§ **DIRECTION**: The records below are to be quoted in full; please keep every word exact.

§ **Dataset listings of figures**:
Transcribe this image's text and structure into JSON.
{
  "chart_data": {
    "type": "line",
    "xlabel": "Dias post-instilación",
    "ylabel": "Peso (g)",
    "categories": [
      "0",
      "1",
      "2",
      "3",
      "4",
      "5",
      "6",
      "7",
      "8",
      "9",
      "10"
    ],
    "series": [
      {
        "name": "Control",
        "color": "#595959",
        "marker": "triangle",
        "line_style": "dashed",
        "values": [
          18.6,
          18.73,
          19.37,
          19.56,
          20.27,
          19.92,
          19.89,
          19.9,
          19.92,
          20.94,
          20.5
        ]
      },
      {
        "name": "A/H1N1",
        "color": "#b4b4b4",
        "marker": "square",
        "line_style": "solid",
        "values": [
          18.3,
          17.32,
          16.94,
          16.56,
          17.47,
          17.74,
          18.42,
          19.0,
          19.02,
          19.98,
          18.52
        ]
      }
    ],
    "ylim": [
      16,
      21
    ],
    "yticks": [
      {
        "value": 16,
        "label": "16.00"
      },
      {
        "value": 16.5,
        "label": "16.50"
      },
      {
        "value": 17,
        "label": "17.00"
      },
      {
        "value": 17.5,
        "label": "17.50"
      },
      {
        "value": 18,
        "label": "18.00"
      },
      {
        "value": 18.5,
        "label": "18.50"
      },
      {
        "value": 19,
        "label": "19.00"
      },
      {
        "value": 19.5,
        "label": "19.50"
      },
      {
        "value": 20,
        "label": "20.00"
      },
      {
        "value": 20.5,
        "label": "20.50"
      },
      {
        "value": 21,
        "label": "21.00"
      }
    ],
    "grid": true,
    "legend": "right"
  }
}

§ **OUTPUT**:
Transcribe this image's text and structure into JSON.
{
  "chart_data": {
    "type": "line",
    "xlabel": "Dias post-instilación",
    "ylabel": "Peso (g)",
    "categories": [
      "0",
      "1",
      "2",
      "3",
      "4",
      "5",
      "6",
      "7",
      "8",
      "9",
      "10"
    ],
    "series": [
      {
        "name": "Control",
        "color": "#595959",
        "marker": "triangle",
        "line_style": "dashed",
        "values": [
          18.6,
          18.73,
          19.37,
          19.56,
          20.27,
          19.92,
          19.89,
          19.9,
          19.92,
          20.94,
          20.5
        ]
      },
      {
        "name": "A/H1N1",
        "color": "#b4b4b4",
        "marker": "square",
        "line_style": "solid",
        "values": [
          18.3,
          17.32,
          16.94,
          16.56,
          17.47,
          17.74,
          18.42,
          19.0,
          19.02,
          19.98,
          18.52
        ]
      }
    ],
    "ylim": [
      16,
      21
    ],
    "yticks": [
      {
        "value": 16,
        "label": "16.00"
      },
      {
        "value": 16.5,
        "label": "16.50"
      },
      {
        "value": 17,
        "label": "17.00"
      },
      {
        "value": 17.5,
        "label": "17.50"
      },
      {
        "value": 18,
        "label": "18.00"
      },
      {
        "value": 18.5,
        "label": "18.50"
      },
      {
        "value": 19,
        "label": "19.00"
      },
      {
        "value": 19.5,
        "label": "19.50"
      },
      {
        "value": 20,
        "label": "20.00"
      },
      {
        "value": 20.5,
        "label": "20.50"
      },
      {
        "value": 21,
        "label": "21.00"
      }
    ],
    "grid": true,
    "legend": "right"
  }
}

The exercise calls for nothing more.